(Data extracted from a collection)
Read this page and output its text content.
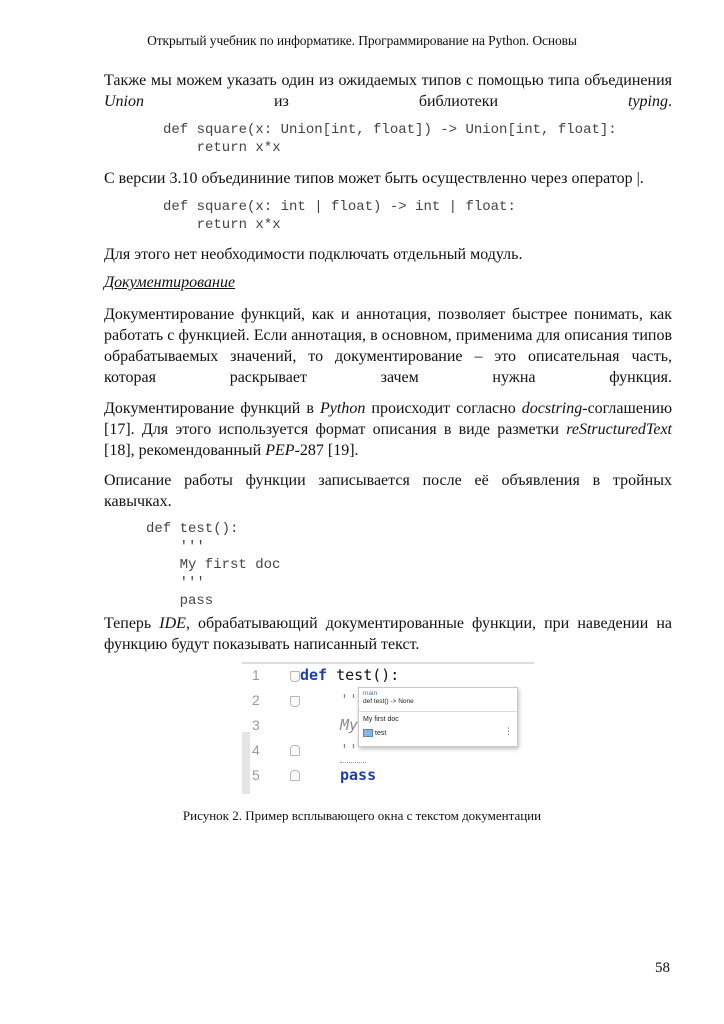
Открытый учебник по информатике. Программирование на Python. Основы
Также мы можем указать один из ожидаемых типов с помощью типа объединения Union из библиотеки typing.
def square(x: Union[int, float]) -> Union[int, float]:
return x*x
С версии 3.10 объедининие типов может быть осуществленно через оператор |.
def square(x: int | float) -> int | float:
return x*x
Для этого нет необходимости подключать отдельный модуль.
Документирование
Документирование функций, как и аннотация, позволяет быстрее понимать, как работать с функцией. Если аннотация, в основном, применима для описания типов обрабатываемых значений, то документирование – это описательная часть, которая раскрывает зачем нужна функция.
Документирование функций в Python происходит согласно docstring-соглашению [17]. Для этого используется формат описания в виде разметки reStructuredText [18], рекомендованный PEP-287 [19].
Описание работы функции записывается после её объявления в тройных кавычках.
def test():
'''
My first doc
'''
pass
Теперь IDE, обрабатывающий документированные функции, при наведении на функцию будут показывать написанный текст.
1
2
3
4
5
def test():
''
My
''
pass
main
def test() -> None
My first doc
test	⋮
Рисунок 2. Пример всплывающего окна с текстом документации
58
...
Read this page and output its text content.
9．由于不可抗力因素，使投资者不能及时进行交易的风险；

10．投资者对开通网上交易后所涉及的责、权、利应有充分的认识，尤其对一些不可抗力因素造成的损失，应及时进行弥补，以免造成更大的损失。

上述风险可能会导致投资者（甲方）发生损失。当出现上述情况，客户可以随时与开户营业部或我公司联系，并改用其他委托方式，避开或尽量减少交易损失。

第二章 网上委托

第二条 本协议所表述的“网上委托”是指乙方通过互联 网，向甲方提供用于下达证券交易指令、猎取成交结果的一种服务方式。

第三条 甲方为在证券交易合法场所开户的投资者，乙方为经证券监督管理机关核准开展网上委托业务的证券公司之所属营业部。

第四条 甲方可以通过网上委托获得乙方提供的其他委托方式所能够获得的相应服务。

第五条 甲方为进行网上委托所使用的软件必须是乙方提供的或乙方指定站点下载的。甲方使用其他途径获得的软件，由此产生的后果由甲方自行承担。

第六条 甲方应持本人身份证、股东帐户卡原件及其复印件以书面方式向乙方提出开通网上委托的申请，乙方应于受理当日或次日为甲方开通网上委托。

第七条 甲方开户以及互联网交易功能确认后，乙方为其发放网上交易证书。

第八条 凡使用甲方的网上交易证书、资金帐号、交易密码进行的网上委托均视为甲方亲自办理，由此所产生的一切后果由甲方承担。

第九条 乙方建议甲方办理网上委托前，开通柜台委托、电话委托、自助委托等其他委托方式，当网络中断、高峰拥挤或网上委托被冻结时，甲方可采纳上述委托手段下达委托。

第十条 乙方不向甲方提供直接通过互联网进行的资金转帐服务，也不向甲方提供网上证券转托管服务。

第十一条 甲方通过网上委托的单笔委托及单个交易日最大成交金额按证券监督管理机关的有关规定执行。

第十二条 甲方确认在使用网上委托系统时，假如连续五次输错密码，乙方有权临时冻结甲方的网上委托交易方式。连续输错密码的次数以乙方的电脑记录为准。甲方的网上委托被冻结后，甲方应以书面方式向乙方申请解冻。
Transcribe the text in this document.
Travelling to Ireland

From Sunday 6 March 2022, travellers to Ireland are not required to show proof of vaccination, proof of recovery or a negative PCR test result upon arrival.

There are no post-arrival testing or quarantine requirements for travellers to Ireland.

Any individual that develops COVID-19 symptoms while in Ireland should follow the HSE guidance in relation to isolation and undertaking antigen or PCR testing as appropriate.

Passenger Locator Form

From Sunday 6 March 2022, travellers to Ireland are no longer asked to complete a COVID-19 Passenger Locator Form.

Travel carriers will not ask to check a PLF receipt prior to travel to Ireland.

▸ **Short problem**
For each line above that contains the word "Form", copy that line.

▸ **Response for this exercise**
Passenger Locator Form
From Sunday 6 March 2022, travellers to Ireland are no longer asked to complete a COVID-19 Passenger Locator Form.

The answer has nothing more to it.